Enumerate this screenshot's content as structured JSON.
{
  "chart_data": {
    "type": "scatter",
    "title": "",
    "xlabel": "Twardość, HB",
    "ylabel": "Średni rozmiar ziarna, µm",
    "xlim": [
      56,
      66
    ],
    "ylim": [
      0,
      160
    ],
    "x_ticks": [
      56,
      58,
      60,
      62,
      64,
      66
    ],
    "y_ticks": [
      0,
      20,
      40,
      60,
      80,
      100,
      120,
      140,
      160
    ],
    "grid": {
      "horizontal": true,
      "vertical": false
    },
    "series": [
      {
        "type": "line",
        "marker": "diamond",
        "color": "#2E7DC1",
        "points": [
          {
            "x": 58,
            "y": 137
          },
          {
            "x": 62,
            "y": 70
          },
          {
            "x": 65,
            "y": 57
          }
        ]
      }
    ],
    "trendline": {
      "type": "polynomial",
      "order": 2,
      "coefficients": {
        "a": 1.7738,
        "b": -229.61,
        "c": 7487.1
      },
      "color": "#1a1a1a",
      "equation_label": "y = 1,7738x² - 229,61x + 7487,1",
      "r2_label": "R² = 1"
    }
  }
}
+++
DIRECTIONS FOR THIS TASK: Filter out all lines lacking the word "type" and copy the rest.

RESULT:
    "type": "scatter",
        "type": "line",
      "type": "polynomial",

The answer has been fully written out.